SUPPLIED ENTRIES ::
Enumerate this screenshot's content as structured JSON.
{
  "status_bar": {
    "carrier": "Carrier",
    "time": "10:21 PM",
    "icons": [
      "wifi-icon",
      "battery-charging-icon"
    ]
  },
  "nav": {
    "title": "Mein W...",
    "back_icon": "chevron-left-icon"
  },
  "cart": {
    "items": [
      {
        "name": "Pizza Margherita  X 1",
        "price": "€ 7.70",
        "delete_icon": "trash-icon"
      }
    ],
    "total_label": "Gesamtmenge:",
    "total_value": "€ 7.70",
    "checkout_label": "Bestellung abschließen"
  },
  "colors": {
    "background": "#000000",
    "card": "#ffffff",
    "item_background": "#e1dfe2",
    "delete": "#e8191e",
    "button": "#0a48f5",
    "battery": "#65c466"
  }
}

WHAT THE TASK REQUIRES ::
Scan the material above for the string "battery" and return the lines that hold it.

ANSWER BELOW ::
      "battery-charging-icon"
    "battery": "#65c466"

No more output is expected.